> [Data records]
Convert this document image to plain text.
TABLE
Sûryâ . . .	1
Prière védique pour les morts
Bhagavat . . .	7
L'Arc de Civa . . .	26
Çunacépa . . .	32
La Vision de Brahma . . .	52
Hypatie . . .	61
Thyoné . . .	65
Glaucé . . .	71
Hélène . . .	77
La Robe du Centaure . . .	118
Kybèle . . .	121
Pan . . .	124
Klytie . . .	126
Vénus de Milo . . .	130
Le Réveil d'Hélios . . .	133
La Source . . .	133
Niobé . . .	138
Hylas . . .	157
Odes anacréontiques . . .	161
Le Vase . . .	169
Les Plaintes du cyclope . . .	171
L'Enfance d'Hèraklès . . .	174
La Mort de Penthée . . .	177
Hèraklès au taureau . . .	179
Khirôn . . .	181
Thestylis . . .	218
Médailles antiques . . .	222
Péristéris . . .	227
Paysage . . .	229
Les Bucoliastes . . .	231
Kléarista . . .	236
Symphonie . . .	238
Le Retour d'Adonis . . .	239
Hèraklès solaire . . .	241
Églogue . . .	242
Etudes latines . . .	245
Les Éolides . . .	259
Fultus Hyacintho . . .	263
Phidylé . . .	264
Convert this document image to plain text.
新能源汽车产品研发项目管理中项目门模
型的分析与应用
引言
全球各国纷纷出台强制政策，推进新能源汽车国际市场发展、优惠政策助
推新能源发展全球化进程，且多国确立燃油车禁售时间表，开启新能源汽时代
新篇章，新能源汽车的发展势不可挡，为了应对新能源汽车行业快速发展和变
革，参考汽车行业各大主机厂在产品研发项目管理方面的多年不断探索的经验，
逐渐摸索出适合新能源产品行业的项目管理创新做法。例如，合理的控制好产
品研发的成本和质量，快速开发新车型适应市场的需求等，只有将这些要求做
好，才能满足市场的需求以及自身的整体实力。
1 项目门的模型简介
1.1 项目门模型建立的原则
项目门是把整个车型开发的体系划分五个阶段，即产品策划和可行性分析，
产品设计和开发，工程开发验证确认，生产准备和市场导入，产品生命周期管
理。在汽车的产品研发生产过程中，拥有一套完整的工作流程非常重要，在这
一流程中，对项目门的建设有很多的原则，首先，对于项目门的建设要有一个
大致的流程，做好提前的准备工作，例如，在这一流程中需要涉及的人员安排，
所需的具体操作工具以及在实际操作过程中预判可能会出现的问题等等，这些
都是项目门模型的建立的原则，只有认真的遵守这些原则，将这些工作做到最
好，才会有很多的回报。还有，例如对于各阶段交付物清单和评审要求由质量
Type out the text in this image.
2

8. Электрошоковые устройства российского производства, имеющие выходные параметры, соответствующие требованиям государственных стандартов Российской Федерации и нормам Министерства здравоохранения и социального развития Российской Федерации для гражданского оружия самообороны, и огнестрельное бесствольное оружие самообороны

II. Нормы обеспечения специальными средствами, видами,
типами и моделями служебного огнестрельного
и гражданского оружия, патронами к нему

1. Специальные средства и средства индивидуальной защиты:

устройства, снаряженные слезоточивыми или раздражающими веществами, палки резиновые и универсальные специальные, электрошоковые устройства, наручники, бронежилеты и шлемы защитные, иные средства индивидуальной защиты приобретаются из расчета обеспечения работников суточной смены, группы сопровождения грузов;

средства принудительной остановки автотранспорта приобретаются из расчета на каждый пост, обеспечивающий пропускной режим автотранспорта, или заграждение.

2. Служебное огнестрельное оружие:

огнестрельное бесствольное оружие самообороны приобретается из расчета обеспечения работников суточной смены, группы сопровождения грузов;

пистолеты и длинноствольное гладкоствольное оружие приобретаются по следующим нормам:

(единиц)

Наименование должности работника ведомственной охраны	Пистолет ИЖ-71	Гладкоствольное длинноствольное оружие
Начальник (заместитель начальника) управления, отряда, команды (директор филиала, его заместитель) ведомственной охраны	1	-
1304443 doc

> [GIVEN TASK]
Pull out each line of the records holding the string "индивидуальной".

> [ANSWER]
1. Специальные средства и средства индивидуальной защиты:
устройства, снаряженные слезоточивыми или раздражающими веществами, палки резиновые и универсальные специальные, электрошоковые устройства, наручники, бронежилеты и шлемы защитные, иные средства индивидуальной защиты приобретаются из расчета обеспечения работников суточной смены, группы сопровождения грузов;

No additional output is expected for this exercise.